Text provided:
_ _ _ _
A higher-order component is a function that takes a component and returns a new component.
const EnhancedComponent = higherOrderComponent(WrappedComponent);
HOCs are common in third-party React libraries, such as Redux’s connect and Relay’s createFragmentContainer.
We want an abstraction that allows us to define this logic in a single place and share it across many components. This is where higher-order components excel.
Note that a HOC doesn’t modify the input component, nor does it use inheritance to copy its behavior. Rather, a HOC composes the original component by wrapping it in a container component. A HOC is a pure function with zero side-effects.
Tip: Resist the temptation to modify a component’s prototype (or otherwise mutate it) inside a HOC.
- Use when there’s an opportunity to package up a repeating pattern
- Make debugging easier by updating the displayName of the returned Component
- Pass through props unrelated to the HOC
- Overuse. Another pattern may be more appropriate.
- Mutate the original Component
- Use inside the render method
- refs aren’t passed through
- static methods must be copied over
- Most HOCs can be written with render props and vice versa!
Stateful vs Stateless Components
Container components will be high level components. Some basic characteristic of container components are:
- Concerned with how things work
- Usually do not include any HTML markup — aside from wrapping divs around other components
- Manage state — they are STATEFUL
- Provide data (by storing it in their state and passing it as prop) and tell their ‘children’ how to behave (by passing callback functions as props)
Children components of container components are usually presentational components:
- Concerned with presenting data — how things look
- Usually are STATELESS — but not always
- Most likely a ‘child’ of a container component
- Will make up the majority of your application
Example, in a ToDo List application:
- TaskContainer — a stateful, container component, responsible for storing application data, defining functions on how the application will behave and passing those functions down to child components.
- TaskForm — a stateful, presentational component, responsible for rendering form, gathering user input and does something with that input based on the props the parent container has passed down to it.
- TaskList — a stateless, presentational component, responsible for iterating through the data to be rendered.
- TaskItem — a stateful, presentational component, responsible for rendering tasks that have not yet been completed.
- CompletedTaskItem — a stateless, presentational component, responsible for rendering tasks that have been completed.
_ _ _ _
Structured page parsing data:
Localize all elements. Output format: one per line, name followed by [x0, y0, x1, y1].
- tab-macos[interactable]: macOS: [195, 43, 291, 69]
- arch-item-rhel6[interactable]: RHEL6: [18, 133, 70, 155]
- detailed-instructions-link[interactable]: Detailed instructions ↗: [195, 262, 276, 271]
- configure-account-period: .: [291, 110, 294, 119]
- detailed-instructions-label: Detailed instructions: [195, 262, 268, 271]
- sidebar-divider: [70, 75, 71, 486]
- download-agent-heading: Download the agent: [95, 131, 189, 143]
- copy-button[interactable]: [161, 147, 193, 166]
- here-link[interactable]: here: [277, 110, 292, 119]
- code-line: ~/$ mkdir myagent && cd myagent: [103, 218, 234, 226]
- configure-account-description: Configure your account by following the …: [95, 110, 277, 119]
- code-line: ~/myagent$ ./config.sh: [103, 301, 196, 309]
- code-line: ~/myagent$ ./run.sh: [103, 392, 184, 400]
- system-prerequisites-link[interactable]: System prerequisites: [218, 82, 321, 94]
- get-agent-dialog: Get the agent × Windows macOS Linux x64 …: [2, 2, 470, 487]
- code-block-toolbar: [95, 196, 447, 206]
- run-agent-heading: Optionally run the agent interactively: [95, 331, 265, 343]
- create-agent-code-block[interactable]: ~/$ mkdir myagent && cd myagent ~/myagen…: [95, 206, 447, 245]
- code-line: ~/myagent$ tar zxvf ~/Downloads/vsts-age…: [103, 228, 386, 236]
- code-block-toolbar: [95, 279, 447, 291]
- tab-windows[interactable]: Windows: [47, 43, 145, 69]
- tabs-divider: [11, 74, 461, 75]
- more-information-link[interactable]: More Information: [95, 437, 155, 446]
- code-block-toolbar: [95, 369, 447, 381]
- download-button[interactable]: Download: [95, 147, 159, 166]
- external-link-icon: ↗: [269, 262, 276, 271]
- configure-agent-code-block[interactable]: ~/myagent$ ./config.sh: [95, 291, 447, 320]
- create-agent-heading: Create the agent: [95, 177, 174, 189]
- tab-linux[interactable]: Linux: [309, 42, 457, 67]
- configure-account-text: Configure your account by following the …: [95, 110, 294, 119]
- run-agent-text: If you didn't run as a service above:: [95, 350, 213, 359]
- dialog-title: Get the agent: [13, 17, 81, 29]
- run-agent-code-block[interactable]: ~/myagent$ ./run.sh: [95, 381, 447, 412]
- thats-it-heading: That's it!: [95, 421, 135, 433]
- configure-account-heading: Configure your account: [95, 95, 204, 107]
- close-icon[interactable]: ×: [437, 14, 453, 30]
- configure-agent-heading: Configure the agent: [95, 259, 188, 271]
_ _ _ _
Brief 1:
Answer these questions from the text on React components.
(a) According to the text, how does a HOC compose the original component?
(b) Which two functions from third-party React libraries are named as examples of HOCs?
(c) In the ToDo List example, what is TaskList responsible for?
Brief 2: Rewrite the part of the text on React components that opens with the words containing "Children components of" and closes with "down to it.", putting "TodoContainer" in place of "TaskContainer".

Exercise output 1:
(a) By wrapping it in a container component.
(b) Redux’s connect and Relay’s createFragmentContainer.
(c) Iterating through the data to be rendered.

Exercise output 2:
Children components of container components are usually presentational components:
- Concerned with presenting data — how things look
- Usually are STATELESS — but not always
- Most likely a ‘child’ of a container component
- Will make up the majority of your application
Example, in a ToDo List application:
- TodoContainer — a stateful, container component, responsible for storing application data, defining functions on how the application will behave and passing those functions down to child components.
- TaskForm — a stateful, presentational component, responsible for rendering form, gathering user input and does something with that input based on the props the parent container has passed down to it.